Begin Task input

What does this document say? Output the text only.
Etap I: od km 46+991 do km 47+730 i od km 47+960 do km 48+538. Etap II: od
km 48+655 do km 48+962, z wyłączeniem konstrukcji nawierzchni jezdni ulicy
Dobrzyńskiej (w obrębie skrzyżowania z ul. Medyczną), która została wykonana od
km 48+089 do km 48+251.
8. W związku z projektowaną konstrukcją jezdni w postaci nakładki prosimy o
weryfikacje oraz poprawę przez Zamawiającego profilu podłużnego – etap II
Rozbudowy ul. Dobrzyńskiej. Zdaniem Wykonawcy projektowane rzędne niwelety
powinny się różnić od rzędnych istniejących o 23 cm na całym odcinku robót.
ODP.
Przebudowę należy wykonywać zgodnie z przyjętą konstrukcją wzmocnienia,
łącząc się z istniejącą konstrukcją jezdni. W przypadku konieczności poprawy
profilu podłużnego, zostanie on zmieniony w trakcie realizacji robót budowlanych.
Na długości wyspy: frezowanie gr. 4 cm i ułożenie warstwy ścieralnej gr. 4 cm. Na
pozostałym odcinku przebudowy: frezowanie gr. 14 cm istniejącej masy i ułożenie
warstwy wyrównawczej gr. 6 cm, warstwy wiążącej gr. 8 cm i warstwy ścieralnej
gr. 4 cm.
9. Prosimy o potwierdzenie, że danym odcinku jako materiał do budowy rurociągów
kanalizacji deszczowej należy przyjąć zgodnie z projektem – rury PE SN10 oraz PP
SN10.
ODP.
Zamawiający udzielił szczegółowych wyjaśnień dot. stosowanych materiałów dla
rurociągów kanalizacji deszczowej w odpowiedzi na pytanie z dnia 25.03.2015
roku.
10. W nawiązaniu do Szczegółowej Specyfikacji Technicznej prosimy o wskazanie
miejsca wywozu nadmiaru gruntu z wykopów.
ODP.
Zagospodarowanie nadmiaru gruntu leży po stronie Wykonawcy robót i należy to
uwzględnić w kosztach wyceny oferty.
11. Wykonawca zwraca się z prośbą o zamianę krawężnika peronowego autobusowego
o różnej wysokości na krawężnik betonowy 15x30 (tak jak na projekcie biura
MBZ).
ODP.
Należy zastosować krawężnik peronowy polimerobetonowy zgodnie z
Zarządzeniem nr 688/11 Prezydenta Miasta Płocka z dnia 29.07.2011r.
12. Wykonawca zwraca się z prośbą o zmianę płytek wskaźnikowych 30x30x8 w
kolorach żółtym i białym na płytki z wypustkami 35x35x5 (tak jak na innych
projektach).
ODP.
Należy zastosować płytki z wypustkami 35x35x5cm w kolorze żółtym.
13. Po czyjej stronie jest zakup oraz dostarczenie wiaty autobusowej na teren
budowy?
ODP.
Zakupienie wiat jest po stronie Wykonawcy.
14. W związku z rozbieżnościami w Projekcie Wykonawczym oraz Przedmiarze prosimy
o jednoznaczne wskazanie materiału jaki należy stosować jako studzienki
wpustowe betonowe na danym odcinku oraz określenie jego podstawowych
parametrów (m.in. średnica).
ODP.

End Task input

Exercise objective.
Go through the material and copy out every line with "żółtym" in it.

Correct response.
kolorach żółtym i białym na płytki z wypustkami 35x35x5 (tak jak na innych
Należy zastosować płytki z wypustkami 35x35x5cm w kolorze żółtym.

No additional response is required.